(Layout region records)
-- Begin --

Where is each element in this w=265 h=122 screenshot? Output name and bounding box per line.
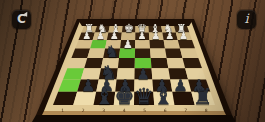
rotate-board-button[interactable]: C [12,10,31,29]
square-c5[interactable] [151,58,169,68]
square-b5[interactable] [167,58,186,68]
black-pawn-d6[interactable]: ♟ [137,65,150,83]
black-king-e8[interactable]: ♚ [114,83,134,109]
white-pawn-h2[interactable]: ♟ [82,30,91,41]
coord-label-2: 2 [82,108,85,113]
board-border-bevel [42,111,226,115]
coord-label-1: 1 [61,108,64,113]
black-pawn-g7[interactable]: ♟ [81,76,95,95]
info-icon: i [244,11,248,26]
black-pawn-b7[interactable]: ♟ [173,76,187,95]
black-bishop-f8[interactable]: ♝ [95,83,115,109]
square-c4[interactable] [150,49,167,58]
square-g4[interactable] [87,49,105,58]
square-d4[interactable] [135,49,151,58]
chess-app-screen: 12345678♜♞♝♚♛♝♞♜♟♟♟♟♟♟♟♟♞♞♟♟♟♟♟♟♟♝♚♛♝♜ C… [0,0,265,122]
black-queen-d8[interactable]: ♛ [134,83,154,109]
white-king-e1[interactable]: ♚ [124,22,134,35]
square-b3[interactable] [164,40,180,48]
chess-board: 12345678♜♞♝♚♛♝♞♜♟♟♟♟♟♟♟♟♞♞♟♟♟♟♟♟♟♝♚♛♝♜ [0,0,265,122]
black-rook-a8[interactable]: ♜ [193,83,213,109]
info-button[interactable]: i [237,10,256,29]
white-pawn-c2[interactable]: ♟ [152,30,161,41]
black-bishop-c8[interactable]: ♝ [154,83,174,109]
black-knight-f4[interactable]: ♞ [105,42,119,61]
square-d3[interactable] [135,40,150,48]
white-pawn-g2[interactable]: ♟ [96,30,105,41]
white-pawn-a2[interactable]: ♟ [179,30,188,41]
square-e5[interactable] [118,58,135,68]
square-a3[interactable] [178,40,195,48]
coord-label-7: 7 [184,108,187,113]
white-pawn-f2[interactable]: ♟ [110,30,119,41]
white-pawn-e3[interactable]: ♟ [123,38,133,51]
board-front-edge [32,115,236,122]
square-c3[interactable] [149,40,165,48]
square-b4[interactable] [165,49,182,58]
white-pawn-b2[interactable]: ♟ [165,30,174,41]
white-pawn-d2[interactable]: ♟ [138,30,147,41]
rotate-arrowhead-icon [22,12,29,19]
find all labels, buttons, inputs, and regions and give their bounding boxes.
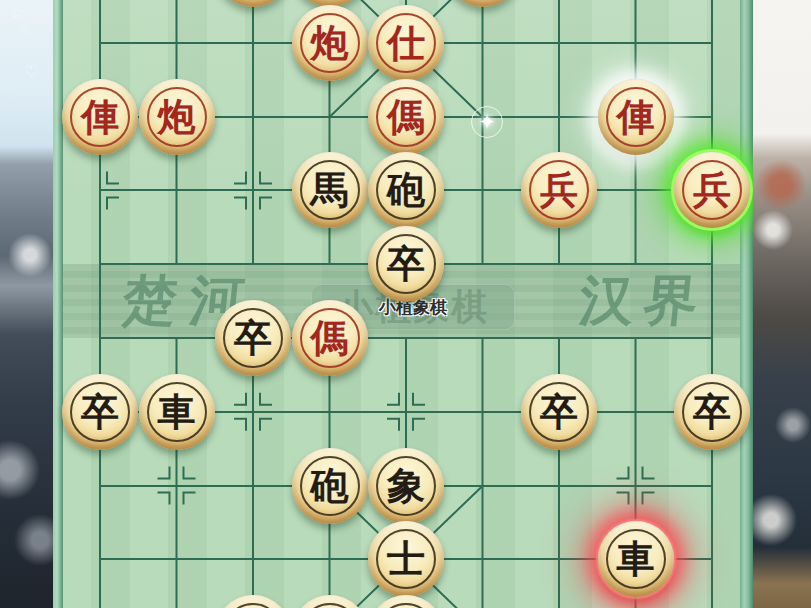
piece-character: 卒 xyxy=(540,393,578,431)
piece-character: 俥 xyxy=(617,98,655,136)
piece-black-cannon[interactable]: 砲 xyxy=(292,448,368,524)
sparkle-cursor-icon: ✦ xyxy=(471,106,503,138)
piece-character: 馬 xyxy=(311,171,349,209)
piece-black-soldier[interactable]: 卒 xyxy=(674,374,750,450)
piece-red-cannon[interactable]: 炮 xyxy=(139,79,215,155)
piece-character: 卒 xyxy=(693,393,731,431)
piece-red-advisor[interactable]: 仕 xyxy=(368,5,444,81)
piece-character: 象 xyxy=(387,467,425,505)
piece-red-horse[interactable]: 傌 xyxy=(292,300,368,376)
piece-character: 砲 xyxy=(387,171,425,209)
piece-character: 卒 xyxy=(81,393,119,431)
piece-black-chariot[interactable]: 車 xyxy=(598,521,674,597)
background-right-mountain xyxy=(753,0,811,608)
background-left-mountain: ☆ ☆ ♡ ♡ xyxy=(0,0,53,608)
star-icon: ☆ xyxy=(20,24,30,37)
piece-character: 兵 xyxy=(693,171,731,209)
piece-red-soldier[interactable]: 兵 xyxy=(674,152,750,228)
piece-ring xyxy=(376,603,436,608)
piece-character: 仕 xyxy=(387,24,425,62)
piece-black-elephant[interactable]: 象 xyxy=(368,448,444,524)
star-glint-icon: ✦ xyxy=(478,112,496,133)
xiangqi-app-screen: 楚 河 汉 界 小植象棋 小植象棋 相帥仕炮仕俥炮傌俥馬砲兵兵卒卒傌卒車卒卒砲象… xyxy=(0,0,811,608)
star-icon: ☆ xyxy=(10,2,25,22)
piece-character: 傌 xyxy=(387,98,425,136)
piece-character: 士 xyxy=(387,540,425,578)
piece-ring xyxy=(223,603,283,608)
piece-character: 俥 xyxy=(81,98,119,136)
piece-character: 車 xyxy=(617,540,655,578)
heart-icon: ♡ xyxy=(6,86,17,100)
piece-character: 兵 xyxy=(540,171,578,209)
piece-red-chariot[interactable]: 俥 xyxy=(598,79,674,155)
piece-black-advisor[interactable]: 士 xyxy=(368,521,444,597)
piece-black-soldier[interactable]: 卒 xyxy=(215,300,291,376)
piece-character: 炮 xyxy=(158,98,196,136)
piece-black-cannon[interactable]: 砲 xyxy=(368,152,444,228)
piece-character: 車 xyxy=(158,393,196,431)
piece-black-chariot[interactable]: 車 xyxy=(139,374,215,450)
piece-character: 卒 xyxy=(234,319,272,357)
piece-character: 炮 xyxy=(311,24,349,62)
piece-character: 砲 xyxy=(311,467,349,505)
piece-black-soldier[interactable]: 卒 xyxy=(521,374,597,450)
heart-icon: ♡ xyxy=(24,62,38,81)
piece-character: 卒 xyxy=(387,245,425,283)
piece-red-cannon[interactable]: 炮 xyxy=(292,5,368,81)
piece-ring xyxy=(300,603,360,608)
piece-red-soldier[interactable]: 兵 xyxy=(521,152,597,228)
piece-red-chariot[interactable]: 俥 xyxy=(62,79,138,155)
piece-black-soldier[interactable]: 卒 xyxy=(62,374,138,450)
piece-black-soldier[interactable]: 卒 xyxy=(368,226,444,302)
piece-black-horse[interactable]: 馬 xyxy=(292,152,368,228)
piece-red-horse[interactable]: 傌 xyxy=(368,79,444,155)
piece-character: 傌 xyxy=(311,319,349,357)
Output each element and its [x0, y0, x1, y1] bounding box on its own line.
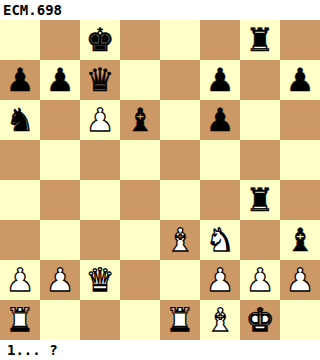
square-c6[interactable]: ♟ [80, 100, 120, 140]
square-e7[interactable] [160, 60, 200, 100]
white-pawn-piece: ♟ [206, 260, 235, 300]
square-g6[interactable] [240, 100, 280, 140]
square-b8[interactable] [40, 20, 80, 60]
square-f3[interactable]: ♞ [200, 220, 240, 260]
white-pawn-piece: ♟ [246, 260, 275, 300]
square-d7[interactable] [120, 60, 160, 100]
black-pawn-piece: ♟ [6, 60, 35, 100]
black-rook-piece: ♜ [246, 20, 275, 60]
square-f5[interactable] [200, 140, 240, 180]
square-g1[interactable]: ♚ [240, 300, 280, 340]
square-e1[interactable]: ♜ [160, 300, 200, 340]
square-f8[interactable] [200, 20, 240, 60]
square-c2[interactable]: ♛ [80, 260, 120, 300]
square-b4[interactable] [40, 180, 80, 220]
square-g7[interactable] [240, 60, 280, 100]
square-c5[interactable] [80, 140, 120, 180]
black-queen-piece: ♛ [86, 60, 115, 100]
square-g4[interactable]: ♜ [240, 180, 280, 220]
square-c7[interactable]: ♛ [80, 60, 120, 100]
square-a1[interactable]: ♜ [0, 300, 40, 340]
square-a8[interactable] [0, 20, 40, 60]
black-knight-piece: ♞ [6, 100, 35, 140]
square-e6[interactable] [160, 100, 200, 140]
square-h7[interactable]: ♟ [280, 60, 320, 100]
square-d3[interactable] [120, 220, 160, 260]
white-pawn-piece: ♟ [286, 260, 315, 300]
square-c1[interactable] [80, 300, 120, 340]
square-h8[interactable] [280, 20, 320, 60]
black-bishop-piece: ♝ [126, 100, 155, 140]
black-king-piece: ♚ [86, 20, 115, 60]
puzzle-title: ECM.698 [0, 0, 320, 20]
square-a2[interactable]: ♟ [0, 260, 40, 300]
square-e8[interactable] [160, 20, 200, 60]
square-d4[interactable] [120, 180, 160, 220]
square-g5[interactable] [240, 140, 280, 180]
square-f4[interactable] [200, 180, 240, 220]
white-queen-piece: ♛ [86, 260, 115, 300]
white-king-piece: ♚ [246, 300, 275, 340]
square-f6[interactable]: ♟ [200, 100, 240, 140]
square-h2[interactable]: ♟ [280, 260, 320, 300]
square-h1[interactable] [280, 300, 320, 340]
square-b2[interactable]: ♟ [40, 260, 80, 300]
square-c3[interactable] [80, 220, 120, 260]
square-e4[interactable] [160, 180, 200, 220]
black-pawn-piece: ♟ [46, 60, 75, 100]
square-b7[interactable]: ♟ [40, 60, 80, 100]
square-b1[interactable] [40, 300, 80, 340]
square-h3[interactable]: ♝ [280, 220, 320, 260]
black-pawn-piece: ♟ [206, 100, 235, 140]
white-pawn-piece: ♟ [86, 100, 115, 140]
black-pawn-piece: ♟ [286, 60, 315, 100]
square-g2[interactable]: ♟ [240, 260, 280, 300]
square-e2[interactable] [160, 260, 200, 300]
white-bishop-piece: ♝ [206, 300, 235, 340]
square-c8[interactable]: ♚ [80, 20, 120, 60]
square-e5[interactable] [160, 140, 200, 180]
white-rook-piece: ♜ [6, 300, 35, 340]
square-h4[interactable] [280, 180, 320, 220]
chess-board: ♚♜♟♟♛♟♟♞♟♝♟♜♝♞♝♟♟♛♟♟♟♜♜♝♚ [0, 20, 320, 340]
black-rook-piece: ♜ [246, 180, 275, 220]
move-prompt: 1... ? [0, 340, 320, 360]
square-a4[interactable] [0, 180, 40, 220]
square-d5[interactable] [120, 140, 160, 180]
square-f2[interactable]: ♟ [200, 260, 240, 300]
square-c4[interactable] [80, 180, 120, 220]
square-b3[interactable] [40, 220, 80, 260]
square-d8[interactable] [120, 20, 160, 60]
white-pawn-piece: ♟ [6, 260, 35, 300]
white-pawn-piece: ♟ [46, 260, 75, 300]
square-h6[interactable] [280, 100, 320, 140]
square-h5[interactable] [280, 140, 320, 180]
square-a6[interactable]: ♞ [0, 100, 40, 140]
square-b6[interactable] [40, 100, 80, 140]
square-b5[interactable] [40, 140, 80, 180]
square-d2[interactable] [120, 260, 160, 300]
white-knight-piece: ♞ [206, 220, 235, 260]
square-e3[interactable]: ♝ [160, 220, 200, 260]
black-bishop-piece: ♝ [286, 220, 315, 260]
black-pawn-piece: ♟ [206, 60, 235, 100]
square-a7[interactable]: ♟ [0, 60, 40, 100]
square-d6[interactable]: ♝ [120, 100, 160, 140]
square-f1[interactable]: ♝ [200, 300, 240, 340]
square-g8[interactable]: ♜ [240, 20, 280, 60]
square-f7[interactable]: ♟ [200, 60, 240, 100]
white-rook-piece: ♜ [166, 300, 195, 340]
square-d1[interactable] [120, 300, 160, 340]
square-a5[interactable] [0, 140, 40, 180]
square-a3[interactable] [0, 220, 40, 260]
square-g3[interactable] [240, 220, 280, 260]
white-bishop-piece: ♝ [166, 220, 195, 260]
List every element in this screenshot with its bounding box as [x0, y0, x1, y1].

-- End --

» What needs to be done
Return, without any alteration, the lines of the data above from the line containing "piece-character: 卒 xyxy=(540,393,578,431)" through the line containing "piece-red-soldier[interactable]: 兵 xyxy=(674,152,750,228)", including both of those lines.

» Response to the task
piece-character: 卒 xyxy=(540,393,578,431)
piece-character: 俥 xyxy=(617,98,655,136)
piece-black-cannon[interactable]: 砲 xyxy=(292,448,368,524)
sparkle-cursor-icon: ✦ xyxy=(471,106,503,138)
piece-character: 馬 xyxy=(311,171,349,209)
piece-black-soldier[interactable]: 卒 xyxy=(674,374,750,450)
piece-red-cannon[interactable]: 炮 xyxy=(139,79,215,155)
piece-character: 卒 xyxy=(693,393,731,431)
piece-red-advisor[interactable]: 仕 xyxy=(368,5,444,81)
piece-character: 象 xyxy=(387,467,425,505)
piece-red-horse[interactable]: 傌 xyxy=(292,300,368,376)
piece-character: 砲 xyxy=(387,171,425,209)
piece-character: 卒 xyxy=(81,393,119,431)
piece-black-chariot[interactable]: 車 xyxy=(598,521,674,597)
background-right-mountain xyxy=(753,0,811,608)
background-left-mountain: ☆ ☆ ♡ ♡ xyxy=(0,0,53,608)
star-icon: ☆ xyxy=(20,24,30,37)
piece-character: 兵 xyxy=(693,171,731,209)
piece-red-soldier[interactable]: 兵 xyxy=(674,152,750,228)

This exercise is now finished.